ROWS:
-*-*-

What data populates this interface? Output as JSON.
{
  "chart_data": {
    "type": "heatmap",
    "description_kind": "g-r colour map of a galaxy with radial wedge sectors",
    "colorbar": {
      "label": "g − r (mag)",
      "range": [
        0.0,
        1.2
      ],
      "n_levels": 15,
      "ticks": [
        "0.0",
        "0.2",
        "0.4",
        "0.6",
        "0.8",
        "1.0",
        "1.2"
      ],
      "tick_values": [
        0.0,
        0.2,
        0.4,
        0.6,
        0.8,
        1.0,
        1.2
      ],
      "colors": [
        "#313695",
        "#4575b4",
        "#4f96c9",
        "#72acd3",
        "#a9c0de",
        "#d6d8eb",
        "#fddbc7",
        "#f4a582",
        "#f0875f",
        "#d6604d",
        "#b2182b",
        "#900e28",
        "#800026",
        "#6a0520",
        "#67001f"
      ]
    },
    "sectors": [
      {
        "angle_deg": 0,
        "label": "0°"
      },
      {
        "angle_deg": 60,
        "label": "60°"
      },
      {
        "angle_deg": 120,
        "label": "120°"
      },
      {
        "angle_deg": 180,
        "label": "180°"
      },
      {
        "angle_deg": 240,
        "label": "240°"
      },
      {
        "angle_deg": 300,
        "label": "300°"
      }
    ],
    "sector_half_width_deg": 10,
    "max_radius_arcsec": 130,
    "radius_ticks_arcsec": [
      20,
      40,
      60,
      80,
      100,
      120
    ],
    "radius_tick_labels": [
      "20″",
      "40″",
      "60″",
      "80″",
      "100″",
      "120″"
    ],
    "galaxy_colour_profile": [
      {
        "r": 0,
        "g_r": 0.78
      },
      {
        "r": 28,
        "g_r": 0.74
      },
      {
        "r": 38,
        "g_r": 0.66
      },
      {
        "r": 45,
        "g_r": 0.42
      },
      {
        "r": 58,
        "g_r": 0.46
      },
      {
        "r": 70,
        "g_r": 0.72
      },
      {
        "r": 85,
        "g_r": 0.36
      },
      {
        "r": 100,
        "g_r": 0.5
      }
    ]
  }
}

-*-*-

YOUR GOAL: All of the lines above must be returned exactly.

WRITTEN SOLUTION:
What data populates this interface? Output as JSON.
{
  "chart_data": {
    "type": "heatmap",
    "description_kind": "g-r colour map of a galaxy with radial wedge sectors",
    "colorbar": {
      "label": "g − r (mag)",
      "range": [
        0.0,
        1.2
      ],
      "n_levels": 15,
      "ticks": [
        "0.0",
        "0.2",
        "0.4",
        "0.6",
        "0.8",
        "1.0",
        "1.2"
      ],
      "tick_values": [
        0.0,
        0.2,
        0.4,
        0.6,
        0.8,
        1.0,
        1.2
      ],
      "colors": [
        "#313695",
        "#4575b4",
        "#4f96c9",
        "#72acd3",
        "#a9c0de",
        "#d6d8eb",
        "#fddbc7",
        "#f4a582",
        "#f0875f",
        "#d6604d",
        "#b2182b",
        "#900e28",
        "#800026",
        "#6a0520",
        "#67001f"
      ]
    },
    "sectors": [
      {
        "angle_deg": 0,
        "label": "0°"
      },
      {
        "angle_deg": 60,
        "label": "60°"
      },
      {
        "angle_deg": 120,
        "label": "120°"
      },
      {
        "angle_deg": 180,
        "label": "180°"
      },
      {
        "angle_deg": 240,
        "label": "240°"
      },
      {
        "angle_deg": 300,
        "label": "300°"
      }
    ],
    "sector_half_width_deg": 10,
    "max_radius_arcsec": 130,
    "radius_ticks_arcsec": [
      20,
      40,
      60,
      80,
      100,
      120
    ],
    "radius_tick_labels": [
      "20″",
      "40″",
      "60″",
      "80″",
      "100″",
      "120″"
    ],
    "galaxy_colour_profile": [
      {
        "r": 0,
        "g_r": 0.78
      },
      {
        "r": 28,
        "g_r": 0.74
      },
      {
        "r": 38,
        "g_r": 0.66
      },
      {
        "r": 45,
        "g_r": 0.42
      },
      {
        "r": 58,
        "g_r": 0.46
      },
      {
        "r": 70,
        "g_r": 0.72
      },
      {
        "r": 85,
        "g_r": 0.36
      },
      {
        "r": 100,
        "g_r": 0.5
      }
    ]
  }
}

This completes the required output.